> Goal: Change every "muted-badge" in the material below to "mute-indicator", keeping all other text the same.

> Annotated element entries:
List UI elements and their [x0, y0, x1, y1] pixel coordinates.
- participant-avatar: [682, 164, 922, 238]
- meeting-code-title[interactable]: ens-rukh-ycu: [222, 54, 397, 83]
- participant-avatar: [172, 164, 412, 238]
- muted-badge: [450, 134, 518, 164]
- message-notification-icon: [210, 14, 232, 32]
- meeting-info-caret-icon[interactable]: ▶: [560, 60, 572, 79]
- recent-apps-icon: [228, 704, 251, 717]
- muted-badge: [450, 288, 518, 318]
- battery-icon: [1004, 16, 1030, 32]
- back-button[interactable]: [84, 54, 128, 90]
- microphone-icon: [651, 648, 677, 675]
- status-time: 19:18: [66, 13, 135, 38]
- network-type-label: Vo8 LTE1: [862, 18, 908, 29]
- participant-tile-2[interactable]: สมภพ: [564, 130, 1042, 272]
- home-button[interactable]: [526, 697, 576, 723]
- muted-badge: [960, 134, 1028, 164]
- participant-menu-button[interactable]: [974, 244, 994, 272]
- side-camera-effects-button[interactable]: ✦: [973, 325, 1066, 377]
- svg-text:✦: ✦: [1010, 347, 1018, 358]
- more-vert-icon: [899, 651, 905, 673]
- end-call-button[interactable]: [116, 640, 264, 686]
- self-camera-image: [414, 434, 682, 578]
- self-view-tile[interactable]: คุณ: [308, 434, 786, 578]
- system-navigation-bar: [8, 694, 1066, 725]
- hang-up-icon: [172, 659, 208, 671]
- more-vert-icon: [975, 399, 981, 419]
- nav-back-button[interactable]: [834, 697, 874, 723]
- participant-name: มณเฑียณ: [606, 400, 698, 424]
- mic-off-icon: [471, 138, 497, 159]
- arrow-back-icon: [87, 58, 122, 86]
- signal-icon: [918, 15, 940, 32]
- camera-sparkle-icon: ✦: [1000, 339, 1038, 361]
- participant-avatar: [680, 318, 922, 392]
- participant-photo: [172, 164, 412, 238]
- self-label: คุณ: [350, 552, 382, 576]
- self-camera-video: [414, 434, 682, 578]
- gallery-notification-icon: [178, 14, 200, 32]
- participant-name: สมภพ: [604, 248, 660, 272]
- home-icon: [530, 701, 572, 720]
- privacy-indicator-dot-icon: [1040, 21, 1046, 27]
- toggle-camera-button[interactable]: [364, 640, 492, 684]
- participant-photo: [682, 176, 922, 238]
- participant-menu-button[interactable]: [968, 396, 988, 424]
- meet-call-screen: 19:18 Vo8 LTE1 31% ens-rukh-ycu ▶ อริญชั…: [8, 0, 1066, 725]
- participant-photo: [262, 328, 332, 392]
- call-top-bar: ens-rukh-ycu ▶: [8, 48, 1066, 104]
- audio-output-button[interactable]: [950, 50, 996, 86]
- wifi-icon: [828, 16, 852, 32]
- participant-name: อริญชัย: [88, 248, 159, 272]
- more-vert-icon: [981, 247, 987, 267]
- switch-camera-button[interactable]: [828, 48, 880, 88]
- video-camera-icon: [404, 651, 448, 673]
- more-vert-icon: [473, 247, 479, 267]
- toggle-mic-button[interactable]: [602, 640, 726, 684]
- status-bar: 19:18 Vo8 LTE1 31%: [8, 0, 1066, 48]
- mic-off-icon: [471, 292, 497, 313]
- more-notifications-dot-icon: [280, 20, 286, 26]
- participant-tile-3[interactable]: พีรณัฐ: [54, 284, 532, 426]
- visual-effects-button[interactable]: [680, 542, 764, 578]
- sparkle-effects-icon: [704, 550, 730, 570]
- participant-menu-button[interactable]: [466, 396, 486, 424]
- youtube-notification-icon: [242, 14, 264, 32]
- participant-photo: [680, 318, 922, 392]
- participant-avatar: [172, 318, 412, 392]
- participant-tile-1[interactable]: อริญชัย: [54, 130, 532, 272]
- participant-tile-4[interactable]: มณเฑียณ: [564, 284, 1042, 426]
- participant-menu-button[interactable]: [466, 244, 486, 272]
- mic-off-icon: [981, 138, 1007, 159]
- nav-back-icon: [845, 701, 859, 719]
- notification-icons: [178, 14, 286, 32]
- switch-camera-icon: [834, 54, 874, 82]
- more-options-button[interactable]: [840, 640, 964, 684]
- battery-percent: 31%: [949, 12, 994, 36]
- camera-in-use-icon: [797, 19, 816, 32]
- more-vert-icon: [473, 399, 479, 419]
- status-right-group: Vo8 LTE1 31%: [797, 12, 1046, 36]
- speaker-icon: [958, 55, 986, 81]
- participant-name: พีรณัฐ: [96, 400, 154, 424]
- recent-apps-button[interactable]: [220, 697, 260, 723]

> Task result:
List UI elements and their [x0, y0, x1, y1] pixel coordinates.
- participant-avatar: [682, 164, 922, 238]
- meeting-code-title[interactable]: ens-rukh-ycu: [222, 54, 397, 83]
- participant-avatar: [172, 164, 412, 238]
- mute-indicator: [450, 134, 518, 164]
- message-notification-icon: [210, 14, 232, 32]
- meeting-info-caret-icon[interactable]: ▶: [560, 60, 572, 79]
- recent-apps-icon: [228, 704, 251, 717]
- mute-indicator: [450, 288, 518, 318]
- battery-icon: [1004, 16, 1030, 32]
- back-button[interactable]: [84, 54, 128, 90]
- microphone-icon: [651, 648, 677, 675]
- status-time: 19:18: [66, 13, 135, 38]
- network-type-label: Vo8 LTE1: [862, 18, 908, 29]
- participant-tile-2[interactable]: สมภพ: [564, 130, 1042, 272]
- home-button[interactable]: [526, 697, 576, 723]
- mute-indicator: [960, 134, 1028, 164]
- participant-menu-button[interactable]: [974, 244, 994, 272]
- side-camera-effects-button[interactable]: ✦: [973, 325, 1066, 377]
- svg-text:✦: ✦: [1010, 347, 1018, 358]
- more-vert-icon: [899, 651, 905, 673]
- end-call-button[interactable]: [116, 640, 264, 686]
- self-camera-image: [414, 434, 682, 578]
- self-view-tile[interactable]: คุณ: [308, 434, 786, 578]
- system-navigation-bar: [8, 694, 1066, 725]
- hang-up-icon: [172, 659, 208, 671]
- more-vert-icon: [975, 399, 981, 419]
- nav-back-button[interactable]: [834, 697, 874, 723]
- participant-name: มณเฑียณ: [606, 400, 698, 424]
- mic-off-icon: [471, 138, 497, 159]
- arrow-back-icon: [87, 58, 122, 86]
- signal-icon: [918, 15, 940, 32]
- camera-sparkle-icon: ✦: [1000, 339, 1038, 361]
- participant-avatar: [680, 318, 922, 392]
- participant-photo: [172, 164, 412, 238]
- self-label: คุณ: [350, 552, 382, 576]
- self-camera-video: [414, 434, 682, 578]
- gallery-notification-icon: [178, 14, 200, 32]
- participant-name: สมภพ: [604, 248, 660, 272]
- home-icon: [530, 701, 572, 720]
- privacy-indicator-dot-icon: [1040, 21, 1046, 27]
- toggle-camera-button[interactable]: [364, 640, 492, 684]
- participant-photo: [682, 176, 922, 238]
- participant-menu-button[interactable]: [968, 396, 988, 424]
- meet-call-screen: 19:18 Vo8 LTE1 31% ens-rukh-ycu ▶ อริญชั…: [8, 0, 1066, 725]
- participant-photo: [262, 328, 332, 392]
- call-top-bar: ens-rukh-ycu ▶: [8, 48, 1066, 104]
- audio-output-button[interactable]: [950, 50, 996, 86]
- wifi-icon: [828, 16, 852, 32]
- participant-name: อริญชัย: [88, 248, 159, 272]
- more-vert-icon: [981, 247, 987, 267]
- switch-camera-button[interactable]: [828, 48, 880, 88]
- video-camera-icon: [404, 651, 448, 673]
- more-vert-icon: [473, 247, 479, 267]
- toggle-mic-button[interactable]: [602, 640, 726, 684]
- status-bar: 19:18 Vo8 LTE1 31%: [8, 0, 1066, 48]
- mic-off-icon: [471, 292, 497, 313]
- more-notifications-dot-icon: [280, 20, 286, 26]
- participant-tile-3[interactable]: พีรณัฐ: [54, 284, 532, 426]
- visual-effects-button[interactable]: [680, 542, 764, 578]
- sparkle-effects-icon: [704, 550, 730, 570]
- participant-menu-button[interactable]: [466, 396, 486, 424]
- youtube-notification-icon: [242, 14, 264, 32]
- participant-photo: [680, 318, 922, 392]
- participant-avatar: [172, 318, 412, 392]
- participant-tile-1[interactable]: อริญชัย: [54, 130, 532, 272]
- participant-tile-4[interactable]: มณเฑียณ: [564, 284, 1042, 426]
- participant-menu-button[interactable]: [466, 244, 486, 272]
- mic-off-icon: [981, 138, 1007, 159]
- nav-back-icon: [845, 701, 859, 719]
- notification-icons: [178, 14, 286, 32]
- switch-camera-icon: [834, 54, 874, 82]
- more-options-button[interactable]: [840, 640, 964, 684]
- battery-percent: 31%: [949, 12, 994, 36]
- camera-in-use-icon: [797, 19, 816, 32]
- more-vert-icon: [473, 399, 479, 419]
- status-right-group: Vo8 LTE1 31%: [797, 12, 1046, 36]
- speaker-icon: [958, 55, 986, 81]
- participant-name: พีรณัฐ: [96, 400, 154, 424]
- recent-apps-button[interactable]: [220, 697, 260, 723]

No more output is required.